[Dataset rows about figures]
<<<<
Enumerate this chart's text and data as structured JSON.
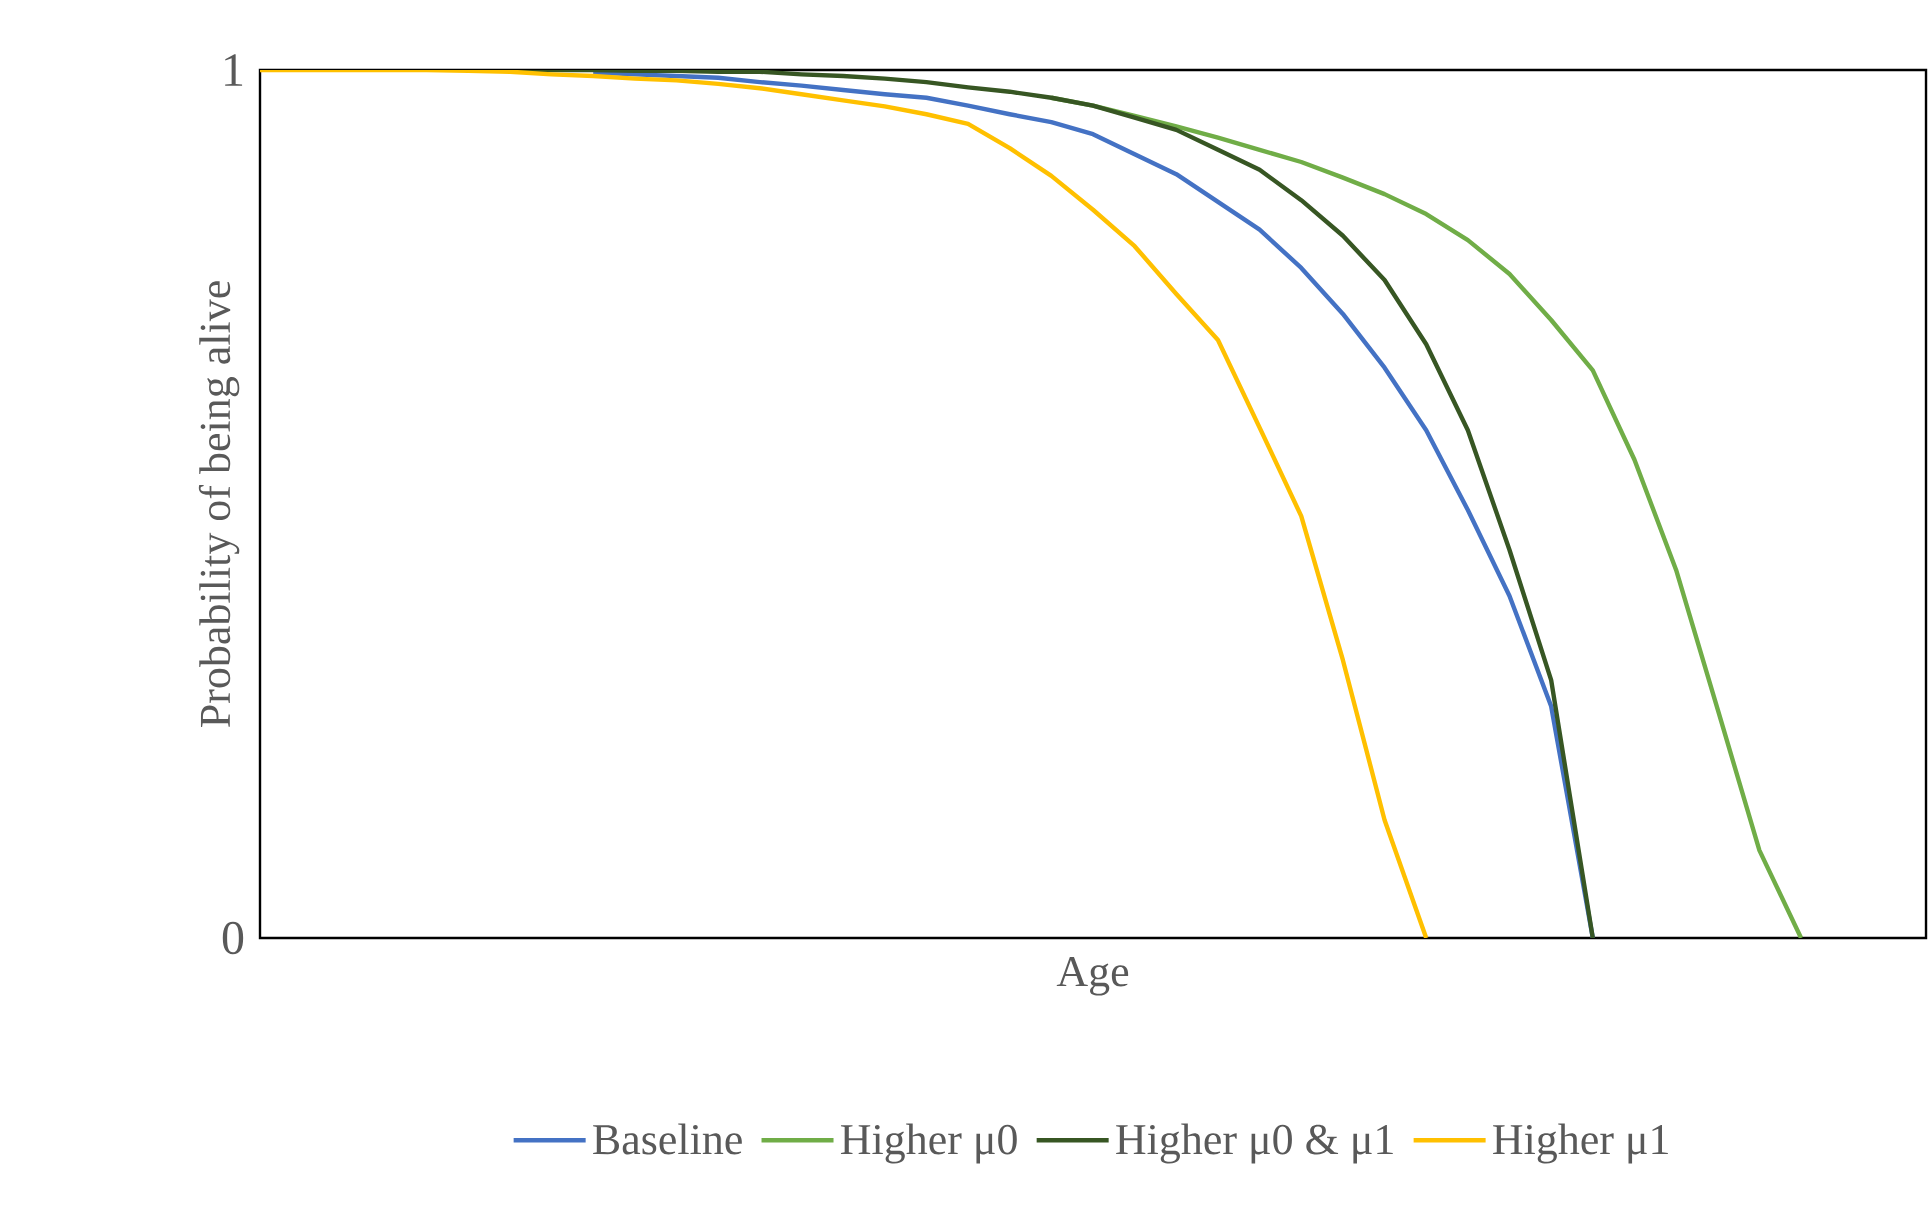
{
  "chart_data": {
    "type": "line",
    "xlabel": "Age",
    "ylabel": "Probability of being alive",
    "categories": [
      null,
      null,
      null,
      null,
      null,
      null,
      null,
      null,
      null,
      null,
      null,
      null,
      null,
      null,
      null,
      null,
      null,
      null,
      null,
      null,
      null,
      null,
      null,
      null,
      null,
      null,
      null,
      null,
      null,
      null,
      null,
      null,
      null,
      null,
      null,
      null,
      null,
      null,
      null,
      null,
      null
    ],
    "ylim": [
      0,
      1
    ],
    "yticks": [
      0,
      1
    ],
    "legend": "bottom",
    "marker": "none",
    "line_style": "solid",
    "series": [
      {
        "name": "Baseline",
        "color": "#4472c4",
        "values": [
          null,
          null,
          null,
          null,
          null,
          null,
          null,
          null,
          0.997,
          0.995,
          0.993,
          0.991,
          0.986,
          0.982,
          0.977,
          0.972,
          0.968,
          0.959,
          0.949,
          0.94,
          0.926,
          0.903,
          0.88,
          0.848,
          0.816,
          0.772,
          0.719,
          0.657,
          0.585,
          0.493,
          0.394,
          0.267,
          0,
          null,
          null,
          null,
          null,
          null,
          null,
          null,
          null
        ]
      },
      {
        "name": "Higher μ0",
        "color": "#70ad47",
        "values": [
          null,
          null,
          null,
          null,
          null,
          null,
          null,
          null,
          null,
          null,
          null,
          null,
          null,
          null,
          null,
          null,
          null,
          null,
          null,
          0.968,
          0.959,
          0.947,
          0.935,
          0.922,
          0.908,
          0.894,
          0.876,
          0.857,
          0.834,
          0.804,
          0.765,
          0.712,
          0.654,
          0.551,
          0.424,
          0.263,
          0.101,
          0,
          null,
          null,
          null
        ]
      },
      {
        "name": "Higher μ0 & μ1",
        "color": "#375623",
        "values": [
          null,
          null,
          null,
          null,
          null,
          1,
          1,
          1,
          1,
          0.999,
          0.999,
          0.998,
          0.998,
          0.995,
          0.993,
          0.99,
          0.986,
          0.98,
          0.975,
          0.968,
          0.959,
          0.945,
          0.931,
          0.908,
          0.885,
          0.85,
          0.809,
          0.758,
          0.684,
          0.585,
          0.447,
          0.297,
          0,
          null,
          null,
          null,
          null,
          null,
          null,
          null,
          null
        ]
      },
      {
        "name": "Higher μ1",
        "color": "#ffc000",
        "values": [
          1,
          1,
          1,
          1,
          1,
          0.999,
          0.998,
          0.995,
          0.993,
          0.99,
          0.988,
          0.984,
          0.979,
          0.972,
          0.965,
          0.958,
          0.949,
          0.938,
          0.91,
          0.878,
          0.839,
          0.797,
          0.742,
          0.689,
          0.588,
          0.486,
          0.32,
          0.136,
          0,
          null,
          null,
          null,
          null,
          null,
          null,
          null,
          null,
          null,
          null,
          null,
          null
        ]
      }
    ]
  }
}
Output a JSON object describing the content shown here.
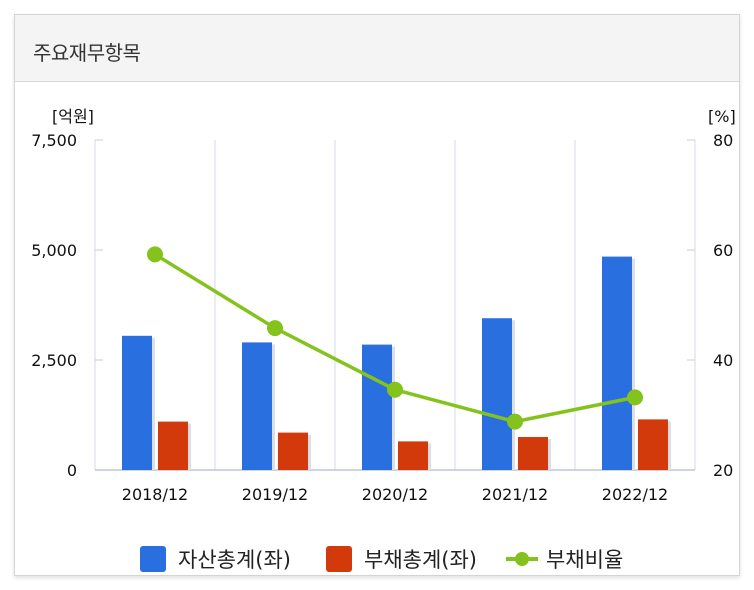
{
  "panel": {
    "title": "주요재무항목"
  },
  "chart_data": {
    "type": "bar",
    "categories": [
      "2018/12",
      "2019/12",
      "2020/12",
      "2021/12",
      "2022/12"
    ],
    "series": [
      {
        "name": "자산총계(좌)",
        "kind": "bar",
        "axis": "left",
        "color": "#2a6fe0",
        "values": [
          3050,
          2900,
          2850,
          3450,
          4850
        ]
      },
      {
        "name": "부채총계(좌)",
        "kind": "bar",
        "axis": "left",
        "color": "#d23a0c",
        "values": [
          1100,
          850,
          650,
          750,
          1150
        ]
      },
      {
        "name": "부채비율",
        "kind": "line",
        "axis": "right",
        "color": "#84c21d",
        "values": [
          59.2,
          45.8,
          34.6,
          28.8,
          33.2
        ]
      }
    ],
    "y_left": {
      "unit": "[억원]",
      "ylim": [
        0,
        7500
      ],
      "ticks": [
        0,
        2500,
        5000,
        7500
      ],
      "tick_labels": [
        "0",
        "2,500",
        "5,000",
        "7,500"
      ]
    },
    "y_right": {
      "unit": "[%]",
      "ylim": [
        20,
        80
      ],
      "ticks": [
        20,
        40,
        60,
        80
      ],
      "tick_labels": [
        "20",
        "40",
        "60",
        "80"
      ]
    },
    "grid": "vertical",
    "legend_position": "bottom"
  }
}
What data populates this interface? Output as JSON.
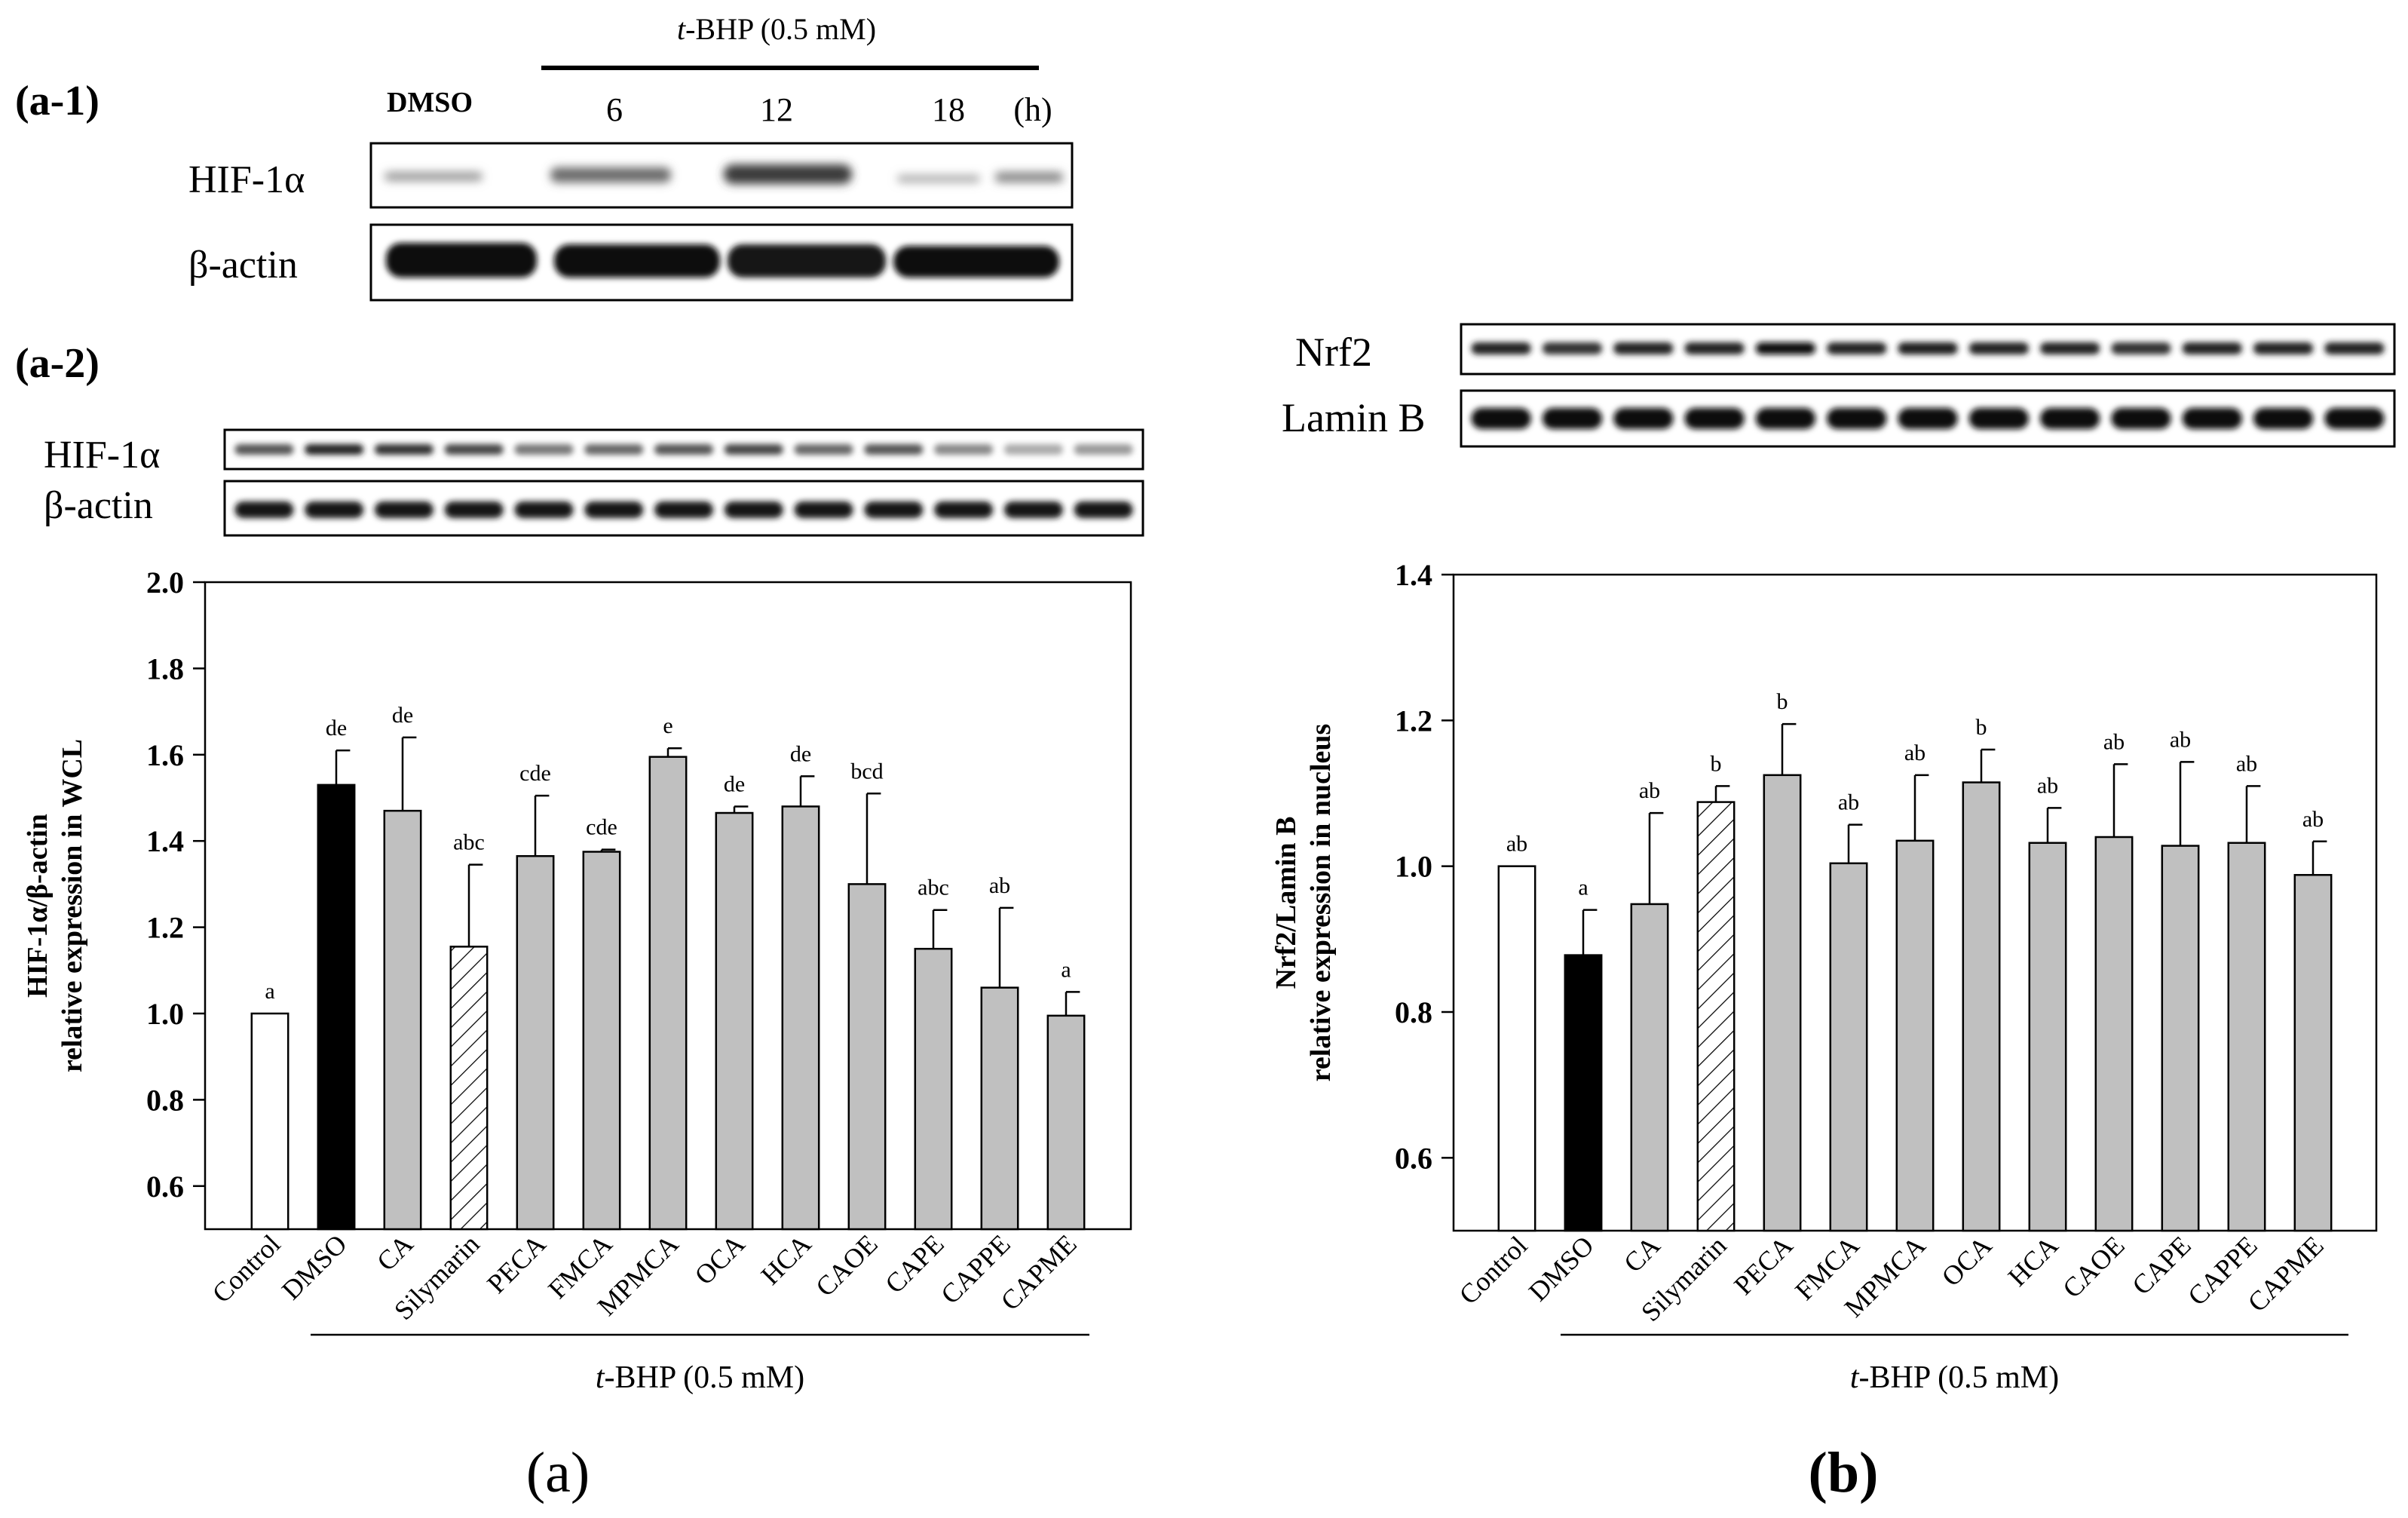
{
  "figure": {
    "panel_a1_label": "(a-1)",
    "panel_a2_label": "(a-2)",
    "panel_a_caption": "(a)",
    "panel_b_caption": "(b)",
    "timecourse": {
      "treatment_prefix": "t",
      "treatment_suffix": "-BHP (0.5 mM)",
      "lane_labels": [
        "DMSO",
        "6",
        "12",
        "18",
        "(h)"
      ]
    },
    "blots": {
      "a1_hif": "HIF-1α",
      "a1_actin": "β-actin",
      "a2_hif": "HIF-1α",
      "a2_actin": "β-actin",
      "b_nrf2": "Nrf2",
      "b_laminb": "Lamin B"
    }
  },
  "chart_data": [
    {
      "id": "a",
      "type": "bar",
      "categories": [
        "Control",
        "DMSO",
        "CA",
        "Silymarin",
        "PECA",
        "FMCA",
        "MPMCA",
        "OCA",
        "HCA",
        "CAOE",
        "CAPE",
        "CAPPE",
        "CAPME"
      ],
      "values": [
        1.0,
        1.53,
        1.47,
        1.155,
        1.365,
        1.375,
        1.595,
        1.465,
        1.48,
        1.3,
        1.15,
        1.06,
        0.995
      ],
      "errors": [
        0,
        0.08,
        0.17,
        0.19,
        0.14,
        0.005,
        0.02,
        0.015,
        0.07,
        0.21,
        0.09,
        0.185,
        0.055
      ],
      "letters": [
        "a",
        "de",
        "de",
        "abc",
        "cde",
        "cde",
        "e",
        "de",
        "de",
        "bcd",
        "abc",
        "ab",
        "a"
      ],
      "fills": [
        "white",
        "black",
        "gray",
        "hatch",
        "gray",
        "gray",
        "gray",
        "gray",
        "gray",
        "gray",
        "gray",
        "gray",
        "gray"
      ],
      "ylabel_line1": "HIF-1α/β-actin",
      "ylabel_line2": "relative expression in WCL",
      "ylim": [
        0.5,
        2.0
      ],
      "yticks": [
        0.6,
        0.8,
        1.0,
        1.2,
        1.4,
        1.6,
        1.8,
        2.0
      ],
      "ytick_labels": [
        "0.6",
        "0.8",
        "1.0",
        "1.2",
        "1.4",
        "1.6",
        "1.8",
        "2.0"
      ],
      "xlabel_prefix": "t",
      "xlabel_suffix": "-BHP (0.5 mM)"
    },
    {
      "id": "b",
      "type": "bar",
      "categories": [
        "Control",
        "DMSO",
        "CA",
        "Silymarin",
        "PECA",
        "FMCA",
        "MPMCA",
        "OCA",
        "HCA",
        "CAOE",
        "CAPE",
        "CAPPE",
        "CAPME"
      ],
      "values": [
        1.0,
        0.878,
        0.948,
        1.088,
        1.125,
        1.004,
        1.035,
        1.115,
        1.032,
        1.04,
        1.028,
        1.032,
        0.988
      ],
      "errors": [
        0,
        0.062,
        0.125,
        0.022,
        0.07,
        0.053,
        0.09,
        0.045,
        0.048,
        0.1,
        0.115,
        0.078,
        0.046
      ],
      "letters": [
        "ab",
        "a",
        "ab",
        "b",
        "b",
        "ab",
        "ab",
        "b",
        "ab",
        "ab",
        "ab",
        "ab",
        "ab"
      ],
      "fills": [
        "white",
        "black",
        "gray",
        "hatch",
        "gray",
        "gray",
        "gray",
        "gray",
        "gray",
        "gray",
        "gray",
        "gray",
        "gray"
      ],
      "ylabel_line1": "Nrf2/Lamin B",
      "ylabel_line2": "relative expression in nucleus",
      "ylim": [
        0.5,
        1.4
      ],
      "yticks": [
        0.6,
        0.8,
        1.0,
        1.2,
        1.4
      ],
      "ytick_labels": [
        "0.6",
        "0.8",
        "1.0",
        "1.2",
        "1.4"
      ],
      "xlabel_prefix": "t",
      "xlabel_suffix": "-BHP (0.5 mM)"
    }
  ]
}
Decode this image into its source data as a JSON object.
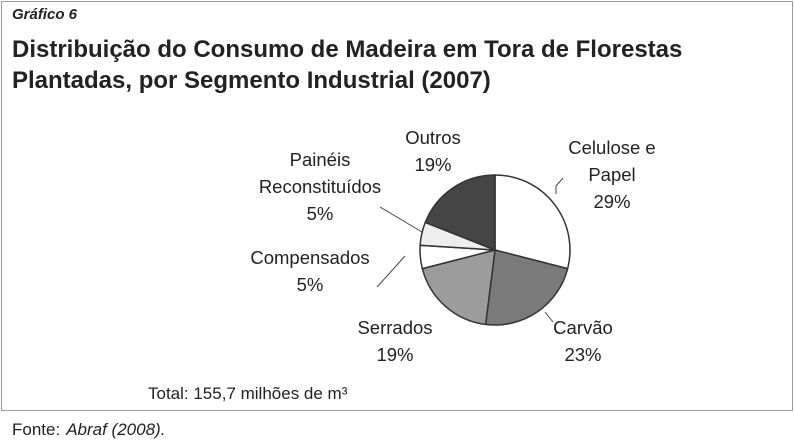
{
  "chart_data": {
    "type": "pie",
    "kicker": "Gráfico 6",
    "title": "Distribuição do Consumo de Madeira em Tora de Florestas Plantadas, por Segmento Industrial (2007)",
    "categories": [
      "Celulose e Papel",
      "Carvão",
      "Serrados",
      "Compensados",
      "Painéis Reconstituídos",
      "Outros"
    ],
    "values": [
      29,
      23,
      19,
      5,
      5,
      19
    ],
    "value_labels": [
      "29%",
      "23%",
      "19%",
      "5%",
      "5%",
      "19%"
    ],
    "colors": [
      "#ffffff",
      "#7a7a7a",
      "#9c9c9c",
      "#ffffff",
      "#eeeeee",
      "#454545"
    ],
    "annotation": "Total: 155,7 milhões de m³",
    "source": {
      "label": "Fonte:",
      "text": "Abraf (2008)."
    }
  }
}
>>>>
▶ The request:
Return only the count of lines in the records that hold the word "source".

▶ Finished task:
2